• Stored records

= = = =

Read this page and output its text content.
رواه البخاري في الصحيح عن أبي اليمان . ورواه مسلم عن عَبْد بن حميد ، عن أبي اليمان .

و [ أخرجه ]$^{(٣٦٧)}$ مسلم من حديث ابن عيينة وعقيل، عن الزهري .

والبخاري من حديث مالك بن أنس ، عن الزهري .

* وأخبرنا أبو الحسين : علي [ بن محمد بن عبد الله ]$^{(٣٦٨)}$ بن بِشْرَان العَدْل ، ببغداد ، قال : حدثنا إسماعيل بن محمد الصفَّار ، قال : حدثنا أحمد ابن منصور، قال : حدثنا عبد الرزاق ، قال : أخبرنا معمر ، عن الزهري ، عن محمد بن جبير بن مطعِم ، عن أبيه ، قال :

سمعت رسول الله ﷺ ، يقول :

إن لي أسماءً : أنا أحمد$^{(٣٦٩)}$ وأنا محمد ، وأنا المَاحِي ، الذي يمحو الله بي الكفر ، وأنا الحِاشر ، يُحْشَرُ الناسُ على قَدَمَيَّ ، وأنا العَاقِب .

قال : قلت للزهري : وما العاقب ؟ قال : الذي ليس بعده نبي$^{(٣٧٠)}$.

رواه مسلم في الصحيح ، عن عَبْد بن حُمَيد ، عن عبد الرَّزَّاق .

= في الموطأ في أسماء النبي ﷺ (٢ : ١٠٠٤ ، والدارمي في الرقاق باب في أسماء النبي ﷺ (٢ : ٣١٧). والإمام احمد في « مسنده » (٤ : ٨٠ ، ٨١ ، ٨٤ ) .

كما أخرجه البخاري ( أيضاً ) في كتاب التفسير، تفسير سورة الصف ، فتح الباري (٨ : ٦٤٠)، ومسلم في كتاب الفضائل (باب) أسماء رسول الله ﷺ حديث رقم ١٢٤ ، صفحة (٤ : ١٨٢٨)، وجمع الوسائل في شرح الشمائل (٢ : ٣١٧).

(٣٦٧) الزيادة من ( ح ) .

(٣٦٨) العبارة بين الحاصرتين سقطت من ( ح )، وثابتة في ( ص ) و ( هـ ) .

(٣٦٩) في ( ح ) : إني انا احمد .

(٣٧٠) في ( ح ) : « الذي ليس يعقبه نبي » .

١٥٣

= = = =

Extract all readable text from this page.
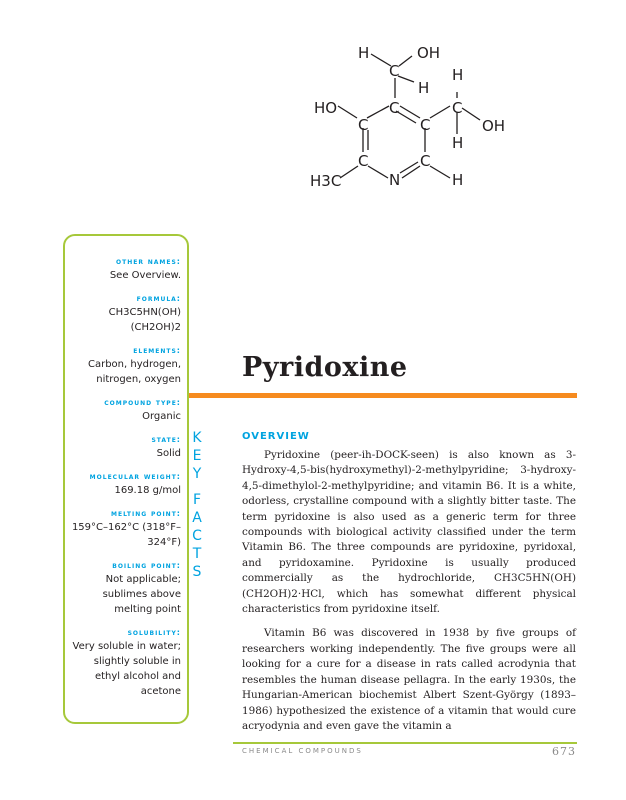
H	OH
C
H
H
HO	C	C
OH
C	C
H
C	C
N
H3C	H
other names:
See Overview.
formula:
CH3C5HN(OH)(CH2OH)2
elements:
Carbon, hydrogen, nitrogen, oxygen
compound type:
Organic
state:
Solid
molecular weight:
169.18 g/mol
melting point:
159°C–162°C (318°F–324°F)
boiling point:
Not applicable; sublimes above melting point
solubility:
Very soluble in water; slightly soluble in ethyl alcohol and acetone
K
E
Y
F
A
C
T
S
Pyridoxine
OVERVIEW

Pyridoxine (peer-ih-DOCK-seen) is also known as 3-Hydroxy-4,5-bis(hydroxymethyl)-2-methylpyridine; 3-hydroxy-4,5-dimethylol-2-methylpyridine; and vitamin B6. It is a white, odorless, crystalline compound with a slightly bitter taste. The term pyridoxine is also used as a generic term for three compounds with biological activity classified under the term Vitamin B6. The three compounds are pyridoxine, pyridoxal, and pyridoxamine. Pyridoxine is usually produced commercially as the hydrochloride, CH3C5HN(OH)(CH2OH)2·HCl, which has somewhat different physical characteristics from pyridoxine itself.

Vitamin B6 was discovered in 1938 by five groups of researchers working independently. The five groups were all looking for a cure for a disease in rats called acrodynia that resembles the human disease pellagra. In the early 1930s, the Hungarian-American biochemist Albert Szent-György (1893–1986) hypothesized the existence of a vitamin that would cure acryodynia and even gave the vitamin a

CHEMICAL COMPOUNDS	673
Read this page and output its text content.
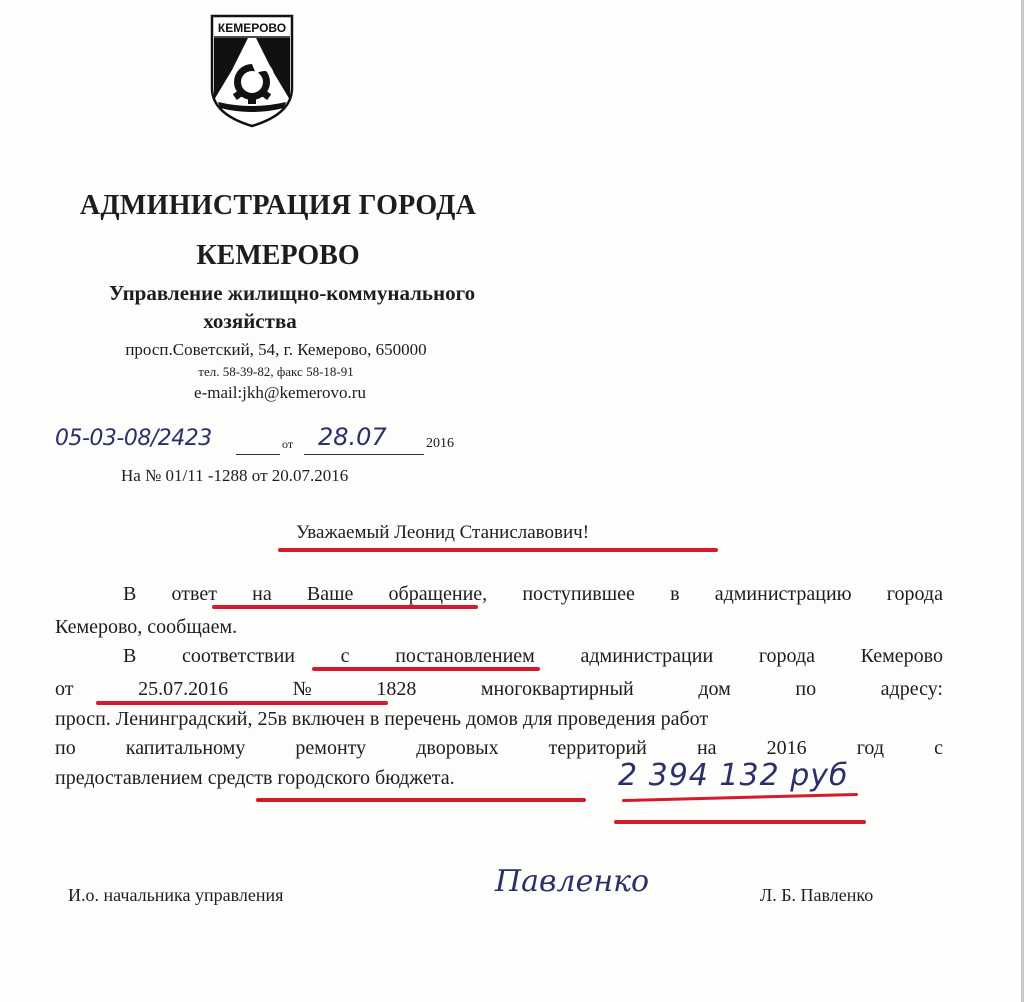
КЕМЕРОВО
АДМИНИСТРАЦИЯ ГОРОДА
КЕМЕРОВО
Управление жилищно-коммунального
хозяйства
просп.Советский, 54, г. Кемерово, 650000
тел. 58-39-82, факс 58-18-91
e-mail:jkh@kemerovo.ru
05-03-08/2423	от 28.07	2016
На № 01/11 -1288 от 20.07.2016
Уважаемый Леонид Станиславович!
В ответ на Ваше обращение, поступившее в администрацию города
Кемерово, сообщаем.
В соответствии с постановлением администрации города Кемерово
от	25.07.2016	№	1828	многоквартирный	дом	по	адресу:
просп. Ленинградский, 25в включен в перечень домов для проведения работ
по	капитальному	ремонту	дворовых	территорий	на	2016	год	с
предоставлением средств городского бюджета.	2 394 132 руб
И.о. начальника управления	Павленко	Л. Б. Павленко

= = = =

• EXERCISE
All lines holding the word "الله" should be picked out and copied.

• WORKED SOLUTION
* وأخبرنا أبو الحسين : علي [ بن محمد بن عبد الله ]$^{(٣٦٨)}$ بن بِشْرَان العَدْل ، ببغداد ، قال : حدثنا إسماعيل بن محمد الصفَّار ، قال : حدثنا أحمد ابن منصور، قال : حدثنا عبد الرزاق ، قال : أخبرنا معمر ، عن الزهري ، عن محمد بن جبير بن مطعِم ، عن أبيه ، قال :
سمعت رسول الله ﷺ ، يقول :
إن لي أسماءً : أنا أحمد$^{(٣٦٩)}$ وأنا محمد ، وأنا المَاحِي ، الذي يمحو الله بي الكفر ، وأنا الحِاشر ، يُحْشَرُ الناسُ على قَدَمَيَّ ، وأنا العَاقِب .
كما أخرجه البخاري ( أيضاً ) في كتاب التفسير، تفسير سورة الصف ، فتح الباري (٨ : ٦٤٠)، ومسلم في كتاب الفضائل (باب) أسماء رسول الله ﷺ حديث رقم ١٢٤ ، صفحة (٤ : ١٨٢٨)، وجمع الوسائل في شرح الشمائل (٢ : ٣١٧).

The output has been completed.